▶ _THE REQUEST_
Transcribe the records that follow in their entirety, omitting any pictures.

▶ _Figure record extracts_
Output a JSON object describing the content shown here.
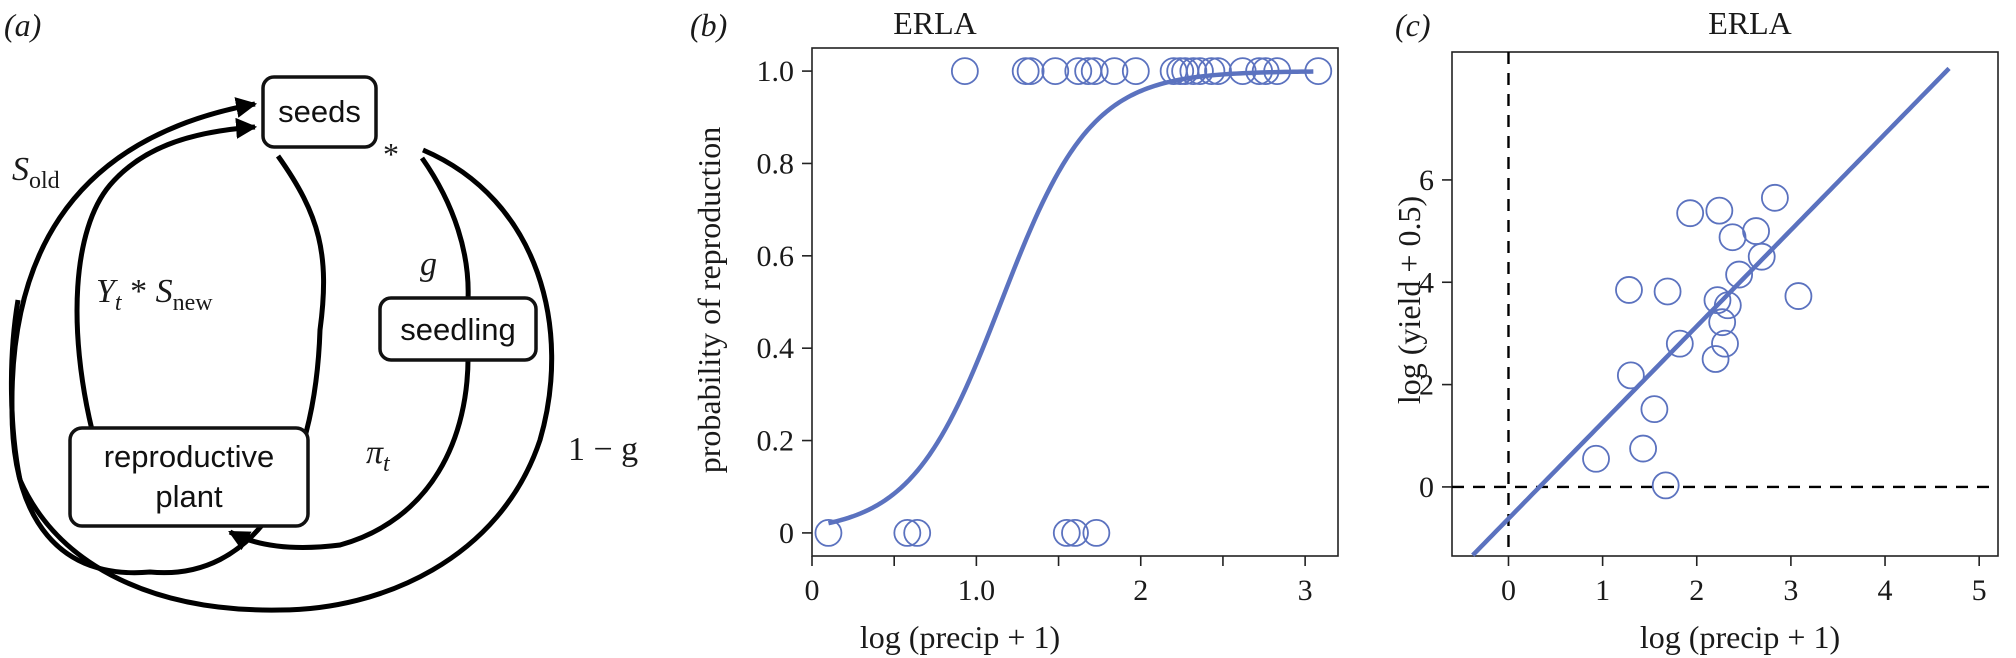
{
  "panel_a": {
    "label": "(a)",
    "boxes": {
      "seeds": "seeds",
      "seedling": "seedling",
      "reproductive_line1": "reproductive",
      "reproductive_line2": "plant"
    },
    "edges": {
      "s_old": {
        "base": "S",
        "sub": "old"
      },
      "yield": {
        "y": "Y",
        "y_sub": "t",
        "op": " * ",
        "s": "S",
        "s_sub": "new"
      },
      "germination": "g",
      "survival": {
        "base": "π",
        "sub": "t"
      },
      "no_germination": "1 − g",
      "star": "*"
    }
  },
  "colors": {
    "series": "#5b72bf",
    "axis": "#222222",
    "arrow": "#000000"
  },
  "chart_data": [
    {
      "panel_label": "(b)",
      "type": "scatter",
      "title": "ERLA",
      "xlabel": "log (precip + 1)",
      "ylabel": "probability of reproduction",
      "xlim": [
        0,
        3.2
      ],
      "ylim": [
        -0.05,
        1.05
      ],
      "xticks": [
        0,
        0.5,
        1.0,
        1.5,
        2,
        2.5,
        3
      ],
      "xtick_labels": [
        "0",
        "",
        "1.0",
        "",
        "2",
        "",
        "3"
      ],
      "yticks": [
        0,
        0.2,
        0.4,
        0.6,
        0.8,
        1.0
      ],
      "ytick_labels": [
        "0",
        "0.2",
        "0.4",
        "0.6",
        "0.8",
        "1.0"
      ],
      "points": {
        "x": [
          0.1,
          0.58,
          0.64,
          0.93,
          1.3,
          1.33,
          1.48,
          1.62,
          1.68,
          1.72,
          1.84,
          1.97,
          2.2,
          2.24,
          2.27,
          2.32,
          2.36,
          2.43,
          2.47,
          2.62,
          2.72,
          2.76,
          2.83,
          3.08,
          1.55,
          1.6,
          1.73
        ],
        "y": [
          0,
          0,
          0,
          1,
          1,
          1,
          1,
          1,
          1,
          1,
          1,
          1,
          1,
          1,
          1,
          1,
          1,
          1,
          1,
          1,
          1,
          1,
          1,
          1,
          0,
          0,
          0
        ]
      },
      "fit": {
        "kind": "logistic",
        "x_range": [
          0.1,
          3.05
        ],
        "intercept": -4.2,
        "slope": 3.65
      }
    },
    {
      "panel_label": "(c)",
      "type": "scatter",
      "title": "ERLA",
      "xlabel": "log (precip + 1)",
      "ylabel": "log (yield + 0.5)",
      "xlim": [
        -0.6,
        5.2
      ],
      "ylim": [
        -1.35,
        8.5
      ],
      "xticks": [
        0,
        1,
        2,
        3,
        4,
        5
      ],
      "xtick_labels": [
        "0",
        "1",
        "2",
        "3",
        "4",
        "5"
      ],
      "yticks": [
        0,
        2,
        4,
        6
      ],
      "ytick_labels": [
        "0",
        "2",
        "4",
        "6"
      ],
      "points": {
        "x": [
          0.93,
          1.28,
          1.3,
          1.43,
          1.55,
          1.67,
          1.69,
          1.82,
          1.93,
          2.2,
          2.22,
          2.24,
          2.27,
          2.3,
          2.33,
          2.38,
          2.45,
          2.63,
          2.69,
          2.83,
          3.08
        ],
        "y": [
          0.55,
          3.85,
          2.18,
          0.75,
          1.52,
          0.03,
          3.82,
          2.8,
          5.35,
          2.5,
          3.65,
          5.4,
          3.22,
          2.8,
          3.55,
          4.88,
          4.15,
          5.0,
          4.5,
          5.65,
          3.73
        ]
      },
      "fit": {
        "kind": "linear",
        "x_range": [
          -0.38,
          4.68
        ],
        "intercept": -0.62,
        "slope": 1.88
      },
      "reference_lines": {
        "x": 0,
        "y": 0
      }
    }
  ]
}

▶ _RIGHT ANSWER_
Output a JSON object describing the content shown here.
{
  "panel_a": {
    "label": "(a)",
    "boxes": {
      "seeds": "seeds",
      "seedling": "seedling",
      "reproductive_line1": "reproductive",
      "reproductive_line2": "plant"
    },
    "edges": {
      "s_old": {
        "base": "S",
        "sub": "old"
      },
      "yield": {
        "y": "Y",
        "y_sub": "t",
        "op": " * ",
        "s": "S",
        "s_sub": "new"
      },
      "germination": "g",
      "survival": {
        "base": "π",
        "sub": "t"
      },
      "no_germination": "1 − g",
      "star": "*"
    }
  },
  "colors": {
    "series": "#5b72bf",
    "axis": "#222222",
    "arrow": "#000000"
  },
  "chart_data": [
    {
      "panel_label": "(b)",
      "type": "scatter",
      "title": "ERLA",
      "xlabel": "log (precip + 1)",
      "ylabel": "probability of reproduction",
      "xlim": [
        0,
        3.2
      ],
      "ylim": [
        -0.05,
        1.05
      ],
      "xticks": [
        0,
        0.5,
        1.0,
        1.5,
        2,
        2.5,
        3
      ],
      "xtick_labels": [
        "0",
        "",
        "1.0",
        "",
        "2",
        "",
        "3"
      ],
      "yticks": [
        0,
        0.2,
        0.4,
        0.6,
        0.8,
        1.0
      ],
      "ytick_labels": [
        "0",
        "0.2",
        "0.4",
        "0.6",
        "0.8",
        "1.0"
      ],
      "points": {
        "x": [
          0.1,
          0.58,
          0.64,
          0.93,
          1.3,
          1.33,
          1.48,
          1.62,
          1.68,
          1.72,
          1.84,
          1.97,
          2.2,
          2.24,
          2.27,
          2.32,
          2.36,
          2.43,
          2.47,
          2.62,
          2.72,
          2.76,
          2.83,
          3.08,
          1.55,
          1.6,
          1.73
        ],
        "y": [
          0,
          0,
          0,
          1,
          1,
          1,
          1,
          1,
          1,
          1,
          1,
          1,
          1,
          1,
          1,
          1,
          1,
          1,
          1,
          1,
          1,
          1,
          1,
          1,
          0,
          0,
          0
        ]
      },
      "fit": {
        "kind": "logistic",
        "x_range": [
          0.1,
          3.05
        ],
        "intercept": -4.2,
        "slope": 3.65
      }
    },
    {
      "panel_label": "(c)",
      "type": "scatter",
      "title": "ERLA",
      "xlabel": "log (precip + 1)",
      "ylabel": "log (yield + 0.5)",
      "xlim": [
        -0.6,
        5.2
      ],
      "ylim": [
        -1.35,
        8.5
      ],
      "xticks": [
        0,
        1,
        2,
        3,
        4,
        5
      ],
      "xtick_labels": [
        "0",
        "1",
        "2",
        "3",
        "4",
        "5"
      ],
      "yticks": [
        0,
        2,
        4,
        6
      ],
      "ytick_labels": [
        "0",
        "2",
        "4",
        "6"
      ],
      "points": {
        "x": [
          0.93,
          1.28,
          1.3,
          1.43,
          1.55,
          1.67,
          1.69,
          1.82,
          1.93,
          2.2,
          2.22,
          2.24,
          2.27,
          2.3,
          2.33,
          2.38,
          2.45,
          2.63,
          2.69,
          2.83,
          3.08
        ],
        "y": [
          0.55,
          3.85,
          2.18,
          0.75,
          1.52,
          0.03,
          3.82,
          2.8,
          5.35,
          2.5,
          3.65,
          5.4,
          3.22,
          2.8,
          3.55,
          4.88,
          4.15,
          5.0,
          4.5,
          5.65,
          3.73
        ]
      },
      "fit": {
        "kind": "linear",
        "x_range": [
          -0.38,
          4.68
        ],
        "intercept": -0.62,
        "slope": 1.88
      },
      "reference_lines": {
        "x": 0,
        "y": 0
      }
    }
  ]
}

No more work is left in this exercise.